Requirement: Nothing before the line containing "Give me the" belongs in the answer; quote that line and all lines after it through the end of the material, word for word.

[Data items]
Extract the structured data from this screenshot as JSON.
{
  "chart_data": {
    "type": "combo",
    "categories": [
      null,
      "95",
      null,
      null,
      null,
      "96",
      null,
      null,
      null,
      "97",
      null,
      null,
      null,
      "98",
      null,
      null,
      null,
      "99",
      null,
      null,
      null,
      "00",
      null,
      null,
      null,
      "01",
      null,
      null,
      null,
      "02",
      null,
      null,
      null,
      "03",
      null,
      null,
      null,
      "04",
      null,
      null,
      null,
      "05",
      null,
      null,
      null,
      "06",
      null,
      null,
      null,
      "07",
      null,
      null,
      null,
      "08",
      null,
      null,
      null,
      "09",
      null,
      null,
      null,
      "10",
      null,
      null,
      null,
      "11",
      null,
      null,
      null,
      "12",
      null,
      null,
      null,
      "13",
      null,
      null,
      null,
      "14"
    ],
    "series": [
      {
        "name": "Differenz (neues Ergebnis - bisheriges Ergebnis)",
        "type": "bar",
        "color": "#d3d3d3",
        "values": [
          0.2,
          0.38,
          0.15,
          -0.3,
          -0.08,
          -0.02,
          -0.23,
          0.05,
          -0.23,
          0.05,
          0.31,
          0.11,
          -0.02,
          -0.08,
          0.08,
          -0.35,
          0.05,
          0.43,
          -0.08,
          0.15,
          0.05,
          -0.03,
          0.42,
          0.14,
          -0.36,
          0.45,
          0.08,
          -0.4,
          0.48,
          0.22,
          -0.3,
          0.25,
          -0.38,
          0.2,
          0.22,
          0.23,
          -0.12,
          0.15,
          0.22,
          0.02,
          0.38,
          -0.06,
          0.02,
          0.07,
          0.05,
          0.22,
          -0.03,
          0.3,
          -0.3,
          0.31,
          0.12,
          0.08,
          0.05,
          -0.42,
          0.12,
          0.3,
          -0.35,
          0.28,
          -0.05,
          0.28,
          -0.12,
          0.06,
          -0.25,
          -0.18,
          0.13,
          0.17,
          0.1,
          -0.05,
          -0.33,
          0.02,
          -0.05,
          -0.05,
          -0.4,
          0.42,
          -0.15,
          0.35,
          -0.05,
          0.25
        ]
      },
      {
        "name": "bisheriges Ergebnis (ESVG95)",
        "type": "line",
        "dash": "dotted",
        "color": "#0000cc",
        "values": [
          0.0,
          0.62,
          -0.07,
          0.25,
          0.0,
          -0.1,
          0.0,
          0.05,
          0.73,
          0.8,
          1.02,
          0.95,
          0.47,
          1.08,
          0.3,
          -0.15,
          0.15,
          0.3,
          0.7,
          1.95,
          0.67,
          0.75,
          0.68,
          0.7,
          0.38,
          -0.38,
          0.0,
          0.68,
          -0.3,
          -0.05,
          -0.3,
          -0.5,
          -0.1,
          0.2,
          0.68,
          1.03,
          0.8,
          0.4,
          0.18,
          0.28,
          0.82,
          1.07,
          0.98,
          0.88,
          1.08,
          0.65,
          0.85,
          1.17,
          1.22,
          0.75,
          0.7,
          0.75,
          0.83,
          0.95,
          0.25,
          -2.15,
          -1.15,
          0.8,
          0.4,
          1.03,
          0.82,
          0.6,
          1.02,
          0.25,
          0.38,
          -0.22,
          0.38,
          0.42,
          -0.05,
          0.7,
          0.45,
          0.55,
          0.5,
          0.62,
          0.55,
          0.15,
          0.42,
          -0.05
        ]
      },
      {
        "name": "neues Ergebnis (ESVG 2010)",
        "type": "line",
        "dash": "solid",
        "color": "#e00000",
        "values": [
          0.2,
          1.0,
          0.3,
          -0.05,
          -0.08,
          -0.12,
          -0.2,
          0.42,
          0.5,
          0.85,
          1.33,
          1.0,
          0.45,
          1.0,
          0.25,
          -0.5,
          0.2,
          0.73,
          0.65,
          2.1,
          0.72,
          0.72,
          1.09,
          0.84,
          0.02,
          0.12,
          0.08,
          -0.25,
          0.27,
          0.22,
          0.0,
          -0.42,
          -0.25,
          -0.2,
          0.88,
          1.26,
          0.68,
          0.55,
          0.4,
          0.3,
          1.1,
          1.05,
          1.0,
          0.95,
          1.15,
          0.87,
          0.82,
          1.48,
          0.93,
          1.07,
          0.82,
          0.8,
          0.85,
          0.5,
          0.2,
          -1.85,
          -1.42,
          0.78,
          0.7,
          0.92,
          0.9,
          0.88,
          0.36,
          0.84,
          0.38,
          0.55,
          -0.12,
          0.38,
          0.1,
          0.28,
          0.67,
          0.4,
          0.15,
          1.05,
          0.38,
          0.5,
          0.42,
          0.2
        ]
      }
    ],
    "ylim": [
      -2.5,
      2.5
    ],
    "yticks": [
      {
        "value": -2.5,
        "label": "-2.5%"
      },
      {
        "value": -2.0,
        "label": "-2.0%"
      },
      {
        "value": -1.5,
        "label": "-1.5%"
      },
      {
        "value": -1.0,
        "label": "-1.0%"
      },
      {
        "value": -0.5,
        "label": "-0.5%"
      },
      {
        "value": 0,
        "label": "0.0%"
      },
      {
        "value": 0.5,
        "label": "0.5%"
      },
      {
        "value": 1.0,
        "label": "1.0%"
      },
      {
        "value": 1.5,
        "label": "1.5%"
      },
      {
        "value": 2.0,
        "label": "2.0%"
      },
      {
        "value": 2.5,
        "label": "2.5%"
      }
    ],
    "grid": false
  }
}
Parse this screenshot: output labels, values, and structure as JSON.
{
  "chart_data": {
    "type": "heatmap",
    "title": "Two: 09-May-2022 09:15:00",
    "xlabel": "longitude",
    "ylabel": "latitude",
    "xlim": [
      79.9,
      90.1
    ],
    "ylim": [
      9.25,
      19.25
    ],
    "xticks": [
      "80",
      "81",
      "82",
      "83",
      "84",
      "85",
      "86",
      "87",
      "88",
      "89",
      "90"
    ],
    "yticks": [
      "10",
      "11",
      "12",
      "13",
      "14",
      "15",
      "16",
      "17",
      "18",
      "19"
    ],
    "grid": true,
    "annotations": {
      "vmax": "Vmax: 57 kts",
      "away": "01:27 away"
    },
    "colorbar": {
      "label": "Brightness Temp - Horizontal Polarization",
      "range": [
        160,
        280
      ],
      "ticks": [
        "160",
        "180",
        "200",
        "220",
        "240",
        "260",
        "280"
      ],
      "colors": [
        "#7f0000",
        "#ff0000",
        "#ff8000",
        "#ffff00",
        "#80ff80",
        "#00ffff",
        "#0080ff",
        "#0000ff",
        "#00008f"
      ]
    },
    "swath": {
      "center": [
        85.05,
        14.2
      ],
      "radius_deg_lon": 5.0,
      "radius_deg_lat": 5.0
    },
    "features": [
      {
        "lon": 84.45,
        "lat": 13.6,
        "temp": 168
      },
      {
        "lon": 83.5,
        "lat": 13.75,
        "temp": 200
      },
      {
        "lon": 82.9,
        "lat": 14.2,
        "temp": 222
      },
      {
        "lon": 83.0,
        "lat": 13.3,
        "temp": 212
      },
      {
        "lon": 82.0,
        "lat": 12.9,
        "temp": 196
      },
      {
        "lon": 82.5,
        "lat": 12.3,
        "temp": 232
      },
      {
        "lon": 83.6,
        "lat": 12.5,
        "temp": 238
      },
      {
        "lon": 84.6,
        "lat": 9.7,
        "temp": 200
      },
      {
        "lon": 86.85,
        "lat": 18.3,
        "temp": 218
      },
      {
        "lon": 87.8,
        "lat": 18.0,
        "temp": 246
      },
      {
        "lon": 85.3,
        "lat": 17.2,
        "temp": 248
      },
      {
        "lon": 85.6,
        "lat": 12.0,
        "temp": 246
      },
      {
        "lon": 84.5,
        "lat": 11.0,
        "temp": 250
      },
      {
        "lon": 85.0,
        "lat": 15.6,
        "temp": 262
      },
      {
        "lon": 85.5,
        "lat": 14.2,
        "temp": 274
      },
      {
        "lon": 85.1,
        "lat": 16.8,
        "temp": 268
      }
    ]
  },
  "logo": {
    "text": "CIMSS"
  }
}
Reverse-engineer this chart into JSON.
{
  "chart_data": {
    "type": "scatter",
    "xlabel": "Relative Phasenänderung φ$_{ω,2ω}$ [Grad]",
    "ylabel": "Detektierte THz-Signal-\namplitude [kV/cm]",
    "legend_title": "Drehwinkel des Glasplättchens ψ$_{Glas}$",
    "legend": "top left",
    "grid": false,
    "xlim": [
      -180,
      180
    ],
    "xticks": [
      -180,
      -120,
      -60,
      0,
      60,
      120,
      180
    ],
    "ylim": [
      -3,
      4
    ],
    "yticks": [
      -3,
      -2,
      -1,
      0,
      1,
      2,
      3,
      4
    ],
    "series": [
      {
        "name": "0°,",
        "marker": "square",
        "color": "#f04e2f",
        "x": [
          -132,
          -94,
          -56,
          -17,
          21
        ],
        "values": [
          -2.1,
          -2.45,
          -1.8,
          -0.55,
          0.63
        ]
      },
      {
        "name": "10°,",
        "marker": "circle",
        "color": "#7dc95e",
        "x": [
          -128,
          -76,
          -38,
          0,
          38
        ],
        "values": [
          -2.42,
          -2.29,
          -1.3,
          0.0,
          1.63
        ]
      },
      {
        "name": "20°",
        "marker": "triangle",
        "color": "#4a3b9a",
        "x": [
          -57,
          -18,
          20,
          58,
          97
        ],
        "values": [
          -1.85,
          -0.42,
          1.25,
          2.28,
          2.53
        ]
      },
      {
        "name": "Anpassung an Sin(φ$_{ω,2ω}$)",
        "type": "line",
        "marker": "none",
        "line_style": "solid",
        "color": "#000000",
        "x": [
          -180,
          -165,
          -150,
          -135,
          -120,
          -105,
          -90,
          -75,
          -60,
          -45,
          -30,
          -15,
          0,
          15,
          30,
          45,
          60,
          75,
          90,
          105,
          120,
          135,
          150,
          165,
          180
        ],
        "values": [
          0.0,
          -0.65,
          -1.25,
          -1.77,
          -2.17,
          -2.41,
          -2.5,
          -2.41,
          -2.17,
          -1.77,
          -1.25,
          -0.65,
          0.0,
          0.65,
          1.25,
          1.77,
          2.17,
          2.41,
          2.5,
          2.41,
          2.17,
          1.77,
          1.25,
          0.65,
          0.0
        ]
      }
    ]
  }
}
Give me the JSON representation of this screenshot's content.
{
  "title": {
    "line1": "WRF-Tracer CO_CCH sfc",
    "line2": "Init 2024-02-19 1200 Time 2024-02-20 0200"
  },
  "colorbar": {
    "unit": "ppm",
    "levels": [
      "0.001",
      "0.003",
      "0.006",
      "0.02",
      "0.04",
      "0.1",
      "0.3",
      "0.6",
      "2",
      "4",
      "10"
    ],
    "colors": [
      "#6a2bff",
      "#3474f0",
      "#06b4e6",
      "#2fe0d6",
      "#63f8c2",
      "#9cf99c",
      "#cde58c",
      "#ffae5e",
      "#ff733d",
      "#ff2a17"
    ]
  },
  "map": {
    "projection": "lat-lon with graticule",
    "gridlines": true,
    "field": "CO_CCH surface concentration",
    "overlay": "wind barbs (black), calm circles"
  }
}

Written answer:
Give me the JSON representation of this screenshot's content.
{
  "title": {
    "line1": "WRF-Tracer CO_CCH sfc",
    "line2": "Init 2024-02-19 1200 Time 2024-02-20 0200"
  },
  "colorbar": {
    "unit": "ppm",
    "levels": [
      "0.001",
      "0.003",
      "0.006",
      "0.02",
      "0.04",
      "0.1",
      "0.3",
      "0.6",
      "2",
      "4",
      "10"
    ],
    "colors": [
      "#6a2bff",
      "#3474f0",
      "#06b4e6",
      "#2fe0d6",
      "#63f8c2",
      "#9cf99c",
      "#cde58c",
      "#ffae5e",
      "#ff733d",
      "#ff2a17"
    ]
  },
  "map": {
    "projection": "lat-lon with graticule",
    "gridlines": true,
    "field": "CO_CCH surface concentration",
    "overlay": "wind barbs (black), calm circles"
  }
}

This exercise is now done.